[begin Extracted data]

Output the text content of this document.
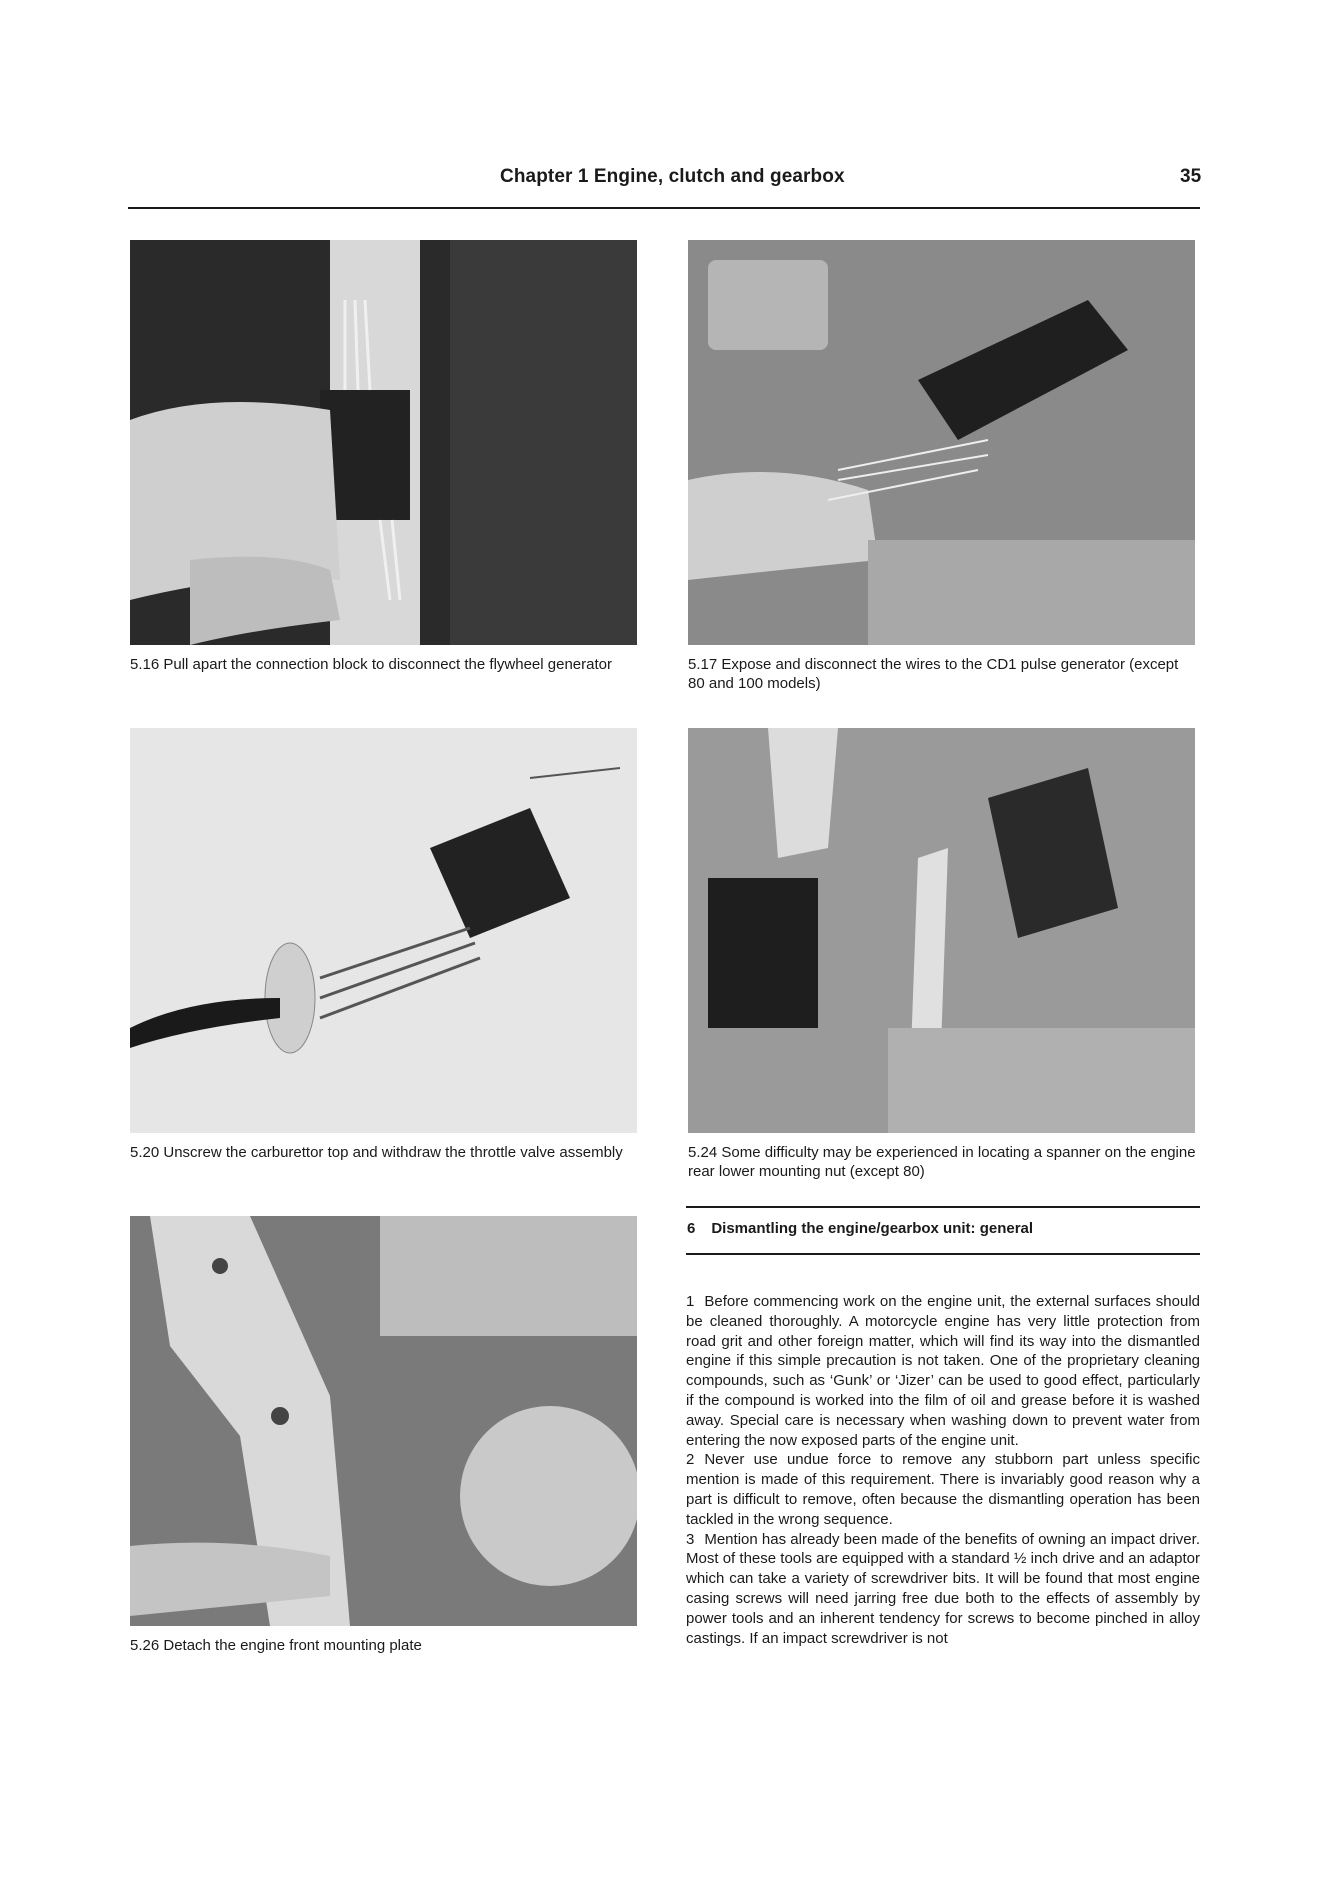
Chapter 1 Engine, clutch and gearbox	35
5.16 Pull apart the connection block to disconnect the flywheel generator	5.17 Expose and disconnect the wires to the CD1 pulse generator (except 80 and 100 models)
5.20 Unscrew the carburettor top and withdraw the throttle valve assembly	5.24 Some difficulty may be experienced in locating a spanner on the engine rear lower mounting nut (except 80)
5.26 Detach the engine front mounting plate
6 Dismantling the engine/gearbox unit: general

1 Before commencing work on the engine unit, the external surfaces should be cleaned thoroughly. A motorcycle engine has very little protection from road grit and other foreign matter, which will find its way into the dismantled engine if this simple precaution is not taken. One of the proprietary cleaning compounds, such as ‘Gunk’ or ‘Jizer’ can be used to good effect, particularly if the compound is worked into the film of oil and grease before it is washed away. Special care is necessary when washing down to prevent water from entering the now exposed parts of the engine unit.

2 Never use undue force to remove any stubborn part unless specific mention is made of this requirement. There is invariably good reason why a part is difficult to remove, often because the dismantling operation has been tackled in the wrong sequence.

3 Mention has already been made of the benefits of owning an impact driver. Most of these tools are equipped with a standard ½ inch drive and an adaptor which can take a variety of screwdriver bits. It will be found that most engine casing screws will need jarring free due both to the effects of assembly by power tools and an inherent tendency for screws to become pinched in alloy castings. If an impact screwdriver is not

[end Extracted data]

What the task asks ▸ In the records above, find the lines containing "this" and copy them.

The result ▸
Output the text content of this document.
1 Before commencing work on the engine unit, the external surfaces should be cleaned thoroughly. A motorcycle engine has very little protection from road grit and other foreign matter, which will find its way into the dismantled engine if this simple precaution is not taken. One of the proprietary cleaning compounds, such as ‘Gunk’ or ‘Jizer’ can be used to good effect, particularly if the compound is worked into the film of oil and grease before it is washed away. Special care is necessary when washing down to prevent water from entering the now exposed parts of the engine unit.
2 Never use undue force to remove any stubborn part unless specific mention is made of this requirement. There is invariably good reason why a part is difficult to remove, often because the dismantling operation has been tackled in the wrong sequence.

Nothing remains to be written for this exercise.